§ **WHAT THE EXERCISE ASKS**:
All of the data should be output character for character, except the pictures.
------ STORED RECORDS
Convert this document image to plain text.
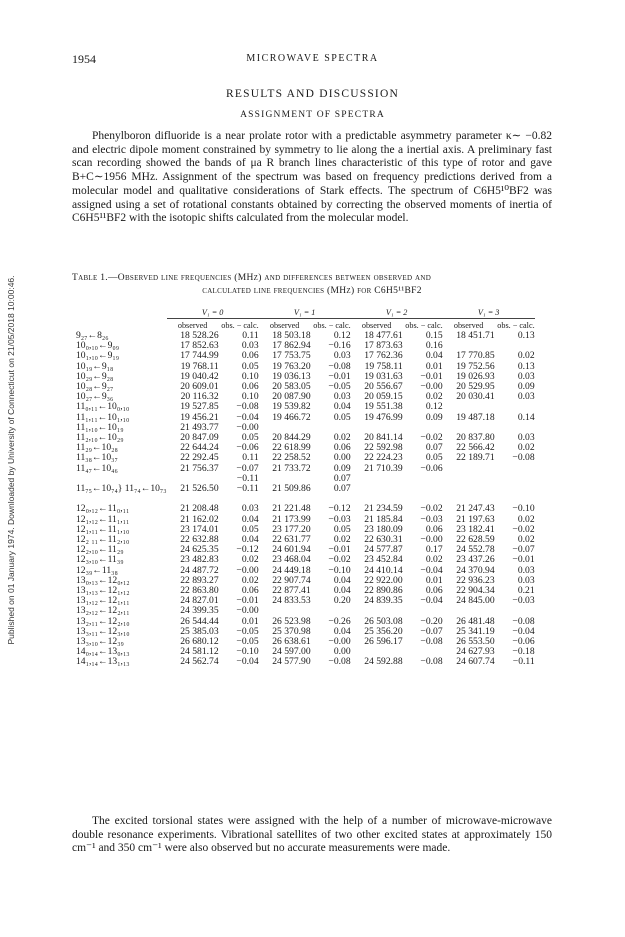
Published on 01 January 1974. Downloaded by University of Connecticut on 21/05/2018 10:00:46.
1954	MICROWAVE SPECTRA
RESULTS AND DISCUSSION
ASSIGNMENT OF SPECTRA

Phenylboron difluoride is a near prolate rotor with a predictable asymmetry parameter κ∼ −0.82 and electric dipole moment constrained by symmetry to lie along the a inertial axis. A preliminary fast scan recording showed the bands of μa R branch lines characteristic of this type of rotor and gave B+C∼1956 MHz. Assignment of the spectrum was based on frequency predictions derived from a molecular model and qualitative considerations of Stark effects. The spectrum of C6H5¹⁰BF2 was assigned using a set of rotational constants obtained by correcting the observed moments of inertia of C6H5¹¹BF2 with the isotopic shifts calculated from the molecular model.

Table 1.—Observed line frequencies (MHz) and differences between observed and
calculated line frequencies (MHz) for C6H5¹¹BF2
	V₁ = 0		V₁ = 1		V₁ = 2		V₁ = 3	
	observed	obs. − calc.	observed	obs. − calc.	observed	obs. − calc.	observed	obs. − calc.
9₂₇←8₂₆	18 528.26	0.11	18 503.18	0.12	18 477.61	0.15	18 451.71	0.13
10₀,₁₀←9₀₉	17 852.63	0.03	17 862.94	−0.16	17 873.63	0.16		
10₁,₁₀←9₁₉	17 744.99	0.06	17 753.75	0.03	17 762.36	0.04	17 770.85	0.02
10₁₉←9₁₈	19 768.11	0.05	19 763.20	−0.08	19 758.11	0.01	19 752.56	0.13
10₂₉←9₂₈	19 040.42	0.10	19 036.13	−0.01	19 031.63	−0.01	19 026.93	0.03
10₂₈←9₂₇	20 609.01	0.06	20 583.05	−0.05	20 556.67	−0.00	20 529.95	0.09
10₂₇←9₃₆	20 116.32	0.10	20 087.90	0.03	20 059.15	0.02	20 030.41	0.03
11₀,₁₁←10₀,₁₀	19 527.85	−0.08	19 539.82	0.04	19 551.38	0.12		
11₁,₁₁←10₁,₁₀	19 456.21	−0.04	19 466.72	0.05	19 476.99	0.09	19 487.18	0.14
11₁,₁₀←10₁₉	21 493.77	−0.00						
11₂,₁₀←10₂₉	20 847.09	0.05	20 844.29	0.02	20 841.14	−0.02	20 837.80	0.03
11₂₉←10₂₈	22 644.24	−0.06	22 618.99	0.06	22 592.98	0.07	22 566.42	0.02
11₃₈←10₃₇	22 292.45	0.11	22 258.52	0.00	22 224.23	0.05	22 189.71	−0.08
11₄₇←10₄₆	21 756.37	−0.07	21 733.72	0.09	21 710.39	−0.06		
		−0.11		0.07				
11₇₅←10₇₄} 11₇₄←10₇₃	21 526.50	−0.11	21 509.86	0.07				

12₀,₁₂←11₀,₁₁	21 208.48	0.03	21 221.48	−0.12	21 234.59	−0.02	21 247.43	−0.10
12₁,₁₂←11₁,₁₁	21 162.02	0.04	21 173.99	−0.03	21 185.84	−0.03	21 197.63	0.02
12₁,₁₁←11₁,₁₀	23 174.01	0.05	23 177.20	0.05	23 180.09	0.06	23 182.41	−0.02
12₂ ₁₁←11₂,₁₀	22 632.88	0.04	22 631.77	0.02	22 630.31	−0.00	22 628.59	0.02
12₂,₁₀←11₂₉	24 625.35	−0.12	24 601.94	−0.01	24 577.87	0.17	24 552.78	−0.07
12₃,₁₀←11₃₉	23 482.83	0.02	23 468.04	−0.02	23 452.84	0.02	23 437.26	−0.01
12₃₉←11₃₈	24 487.72	−0.00	24 449.18	−0.10	24 410.14	−0.04	24 370.94	0.03
13₀,₁₃←12₀,₁₂	22 893.27	0.02	22 907.74	0.04	22 922.00	0.01	22 936.23	0.03
13₁,₁₃←12₁,₁₂	22 863.80	0.06	22 877.41	0.04	22 890.86	0.06	22 904.34	0.21
13₁,₁₂←12₁,₁₁	24 827.01	−0.01	24 833.53	0.20	24 839.35	−0.04	24 845.00	−0.03
13₂,₁₂←12₂,₁₁	24 399.35	−0.00						
13₂,₁₁←12₂,₁₀	26 544.44	0.01	26 523.98	−0.26	26 503.08	−0.20	26 481.48	−0.08
13₃,₁₁←12₃,₁₀	25 385.03	−0.05	25 370.98	0.04	25 356.20	−0.07	25 341.19	−0.04
13₃,₁₀←12₃₉	26 680.12	−0.05	26 638.61	−0.00	26 596.17	−0.08	26 553.50	−0.06
14₀,₁₄←13₀,₁₃	24 581.12	−0.10	24 597.00	0.00			24 627.93	−0.18
14₁,₁₄←13₁,₁₃	24 562.74	−0.04	24 577.90	−0.08	24 592.88	−0.08	24 607.74	−0.11

The excited torsional states were assigned with the help of a number of microwave-microwave double resonance experiments. Vibrational satellites of two other excited states at approximately 150 cm⁻¹ and 350 cm⁻¹ were also observed but no accurate measurements were made.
------------
§ **EXPECTED ANSWER**:
Convert this document image to plain text.
Published on 01 January 1974. Downloaded by University of Connecticut on 21/05/2018 10:00:46.
1954	MICROWAVE SPECTRA
RESULTS AND DISCUSSION
ASSIGNMENT OF SPECTRA

Phenylboron difluoride is a near prolate rotor with a predictable asymmetry parameter κ∼ −0.82 and electric dipole moment constrained by symmetry to lie along the a inertial axis. A preliminary fast scan recording showed the bands of μa R branch lines characteristic of this type of rotor and gave B+C∼1956 MHz. Assignment of the spectrum was based on frequency predictions derived from a molecular model and qualitative considerations of Stark effects. The spectrum of C6H5¹⁰BF2 was assigned using a set of rotational constants obtained by correcting the observed moments of inertia of C6H5¹¹BF2 with the isotopic shifts calculated from the molecular model.

Table 1.—Observed line frequencies (MHz) and differences between observed and
calculated line frequencies (MHz) for C6H5¹¹BF2
	V₁ = 0		V₁ = 1		V₁ = 2		V₁ = 3	
	observed	obs. − calc.	observed	obs. − calc.	observed	obs. − calc.	observed	obs. − calc.
9₂₇←8₂₆	18 528.26	0.11	18 503.18	0.12	18 477.61	0.15	18 451.71	0.13
10₀,₁₀←9₀₉	17 852.63	0.03	17 862.94	−0.16	17 873.63	0.16		
10₁,₁₀←9₁₉	17 744.99	0.06	17 753.75	0.03	17 762.36	0.04	17 770.85	0.02
10₁₉←9₁₈	19 768.11	0.05	19 763.20	−0.08	19 758.11	0.01	19 752.56	0.13
10₂₉←9₂₈	19 040.42	0.10	19 036.13	−0.01	19 031.63	−0.01	19 026.93	0.03
10₂₈←9₂₇	20 609.01	0.06	20 583.05	−0.05	20 556.67	−0.00	20 529.95	0.09
10₂₇←9₃₆	20 116.32	0.10	20 087.90	0.03	20 059.15	0.02	20 030.41	0.03
11₀,₁₁←10₀,₁₀	19 527.85	−0.08	19 539.82	0.04	19 551.38	0.12		
11₁,₁₁←10₁,₁₀	19 456.21	−0.04	19 466.72	0.05	19 476.99	0.09	19 487.18	0.14
11₁,₁₀←10₁₉	21 493.77	−0.00						
11₂,₁₀←10₂₉	20 847.09	0.05	20 844.29	0.02	20 841.14	−0.02	20 837.80	0.03
11₂₉←10₂₈	22 644.24	−0.06	22 618.99	0.06	22 592.98	0.07	22 566.42	0.02
11₃₈←10₃₇	22 292.45	0.11	22 258.52	0.00	22 224.23	0.05	22 189.71	−0.08
11₄₇←10₄₆	21 756.37	−0.07	21 733.72	0.09	21 710.39	−0.06		
		−0.11		0.07				
11₇₅←10₇₄} 11₇₄←10₇₃	21 526.50	−0.11	21 509.86	0.07				

12₀,₁₂←11₀,₁₁	21 208.48	0.03	21 221.48	−0.12	21 234.59	−0.02	21 247.43	−0.10
12₁,₁₂←11₁,₁₁	21 162.02	0.04	21 173.99	−0.03	21 185.84	−0.03	21 197.63	0.02
12₁,₁₁←11₁,₁₀	23 174.01	0.05	23 177.20	0.05	23 180.09	0.06	23 182.41	−0.02
12₂ ₁₁←11₂,₁₀	22 632.88	0.04	22 631.77	0.02	22 630.31	−0.00	22 628.59	0.02
12₂,₁₀←11₂₉	24 625.35	−0.12	24 601.94	−0.01	24 577.87	0.17	24 552.78	−0.07
12₃,₁₀←11₃₉	23 482.83	0.02	23 468.04	−0.02	23 452.84	0.02	23 437.26	−0.01
12₃₉←11₃₈	24 487.72	−0.00	24 449.18	−0.10	24 410.14	−0.04	24 370.94	0.03
13₀,₁₃←12₀,₁₂	22 893.27	0.02	22 907.74	0.04	22 922.00	0.01	22 936.23	0.03
13₁,₁₃←12₁,₁₂	22 863.80	0.06	22 877.41	0.04	22 890.86	0.06	22 904.34	0.21
13₁,₁₂←12₁,₁₁	24 827.01	−0.01	24 833.53	0.20	24 839.35	−0.04	24 845.00	−0.03
13₂,₁₂←12₂,₁₁	24 399.35	−0.00						
13₂,₁₁←12₂,₁₀	26 544.44	0.01	26 523.98	−0.26	26 503.08	−0.20	26 481.48	−0.08
13₃,₁₁←12₃,₁₀	25 385.03	−0.05	25 370.98	0.04	25 356.20	−0.07	25 341.19	−0.04
13₃,₁₀←12₃₉	26 680.12	−0.05	26 638.61	−0.00	26 596.17	−0.08	26 553.50	−0.06
14₀,₁₄←13₀,₁₃	24 581.12	−0.10	24 597.00	0.00			24 627.93	−0.18
14₁,₁₄←13₁,₁₃	24 562.74	−0.04	24 577.90	−0.08	24 592.88	−0.08	24 607.74	−0.11

The excited torsional states were assigned with the help of a number of microwave-microwave double resonance experiments. Vibrational satellites of two other excited states at approximately 150 cm⁻¹ and 350 cm⁻¹ were also observed but no accurate measurements were made.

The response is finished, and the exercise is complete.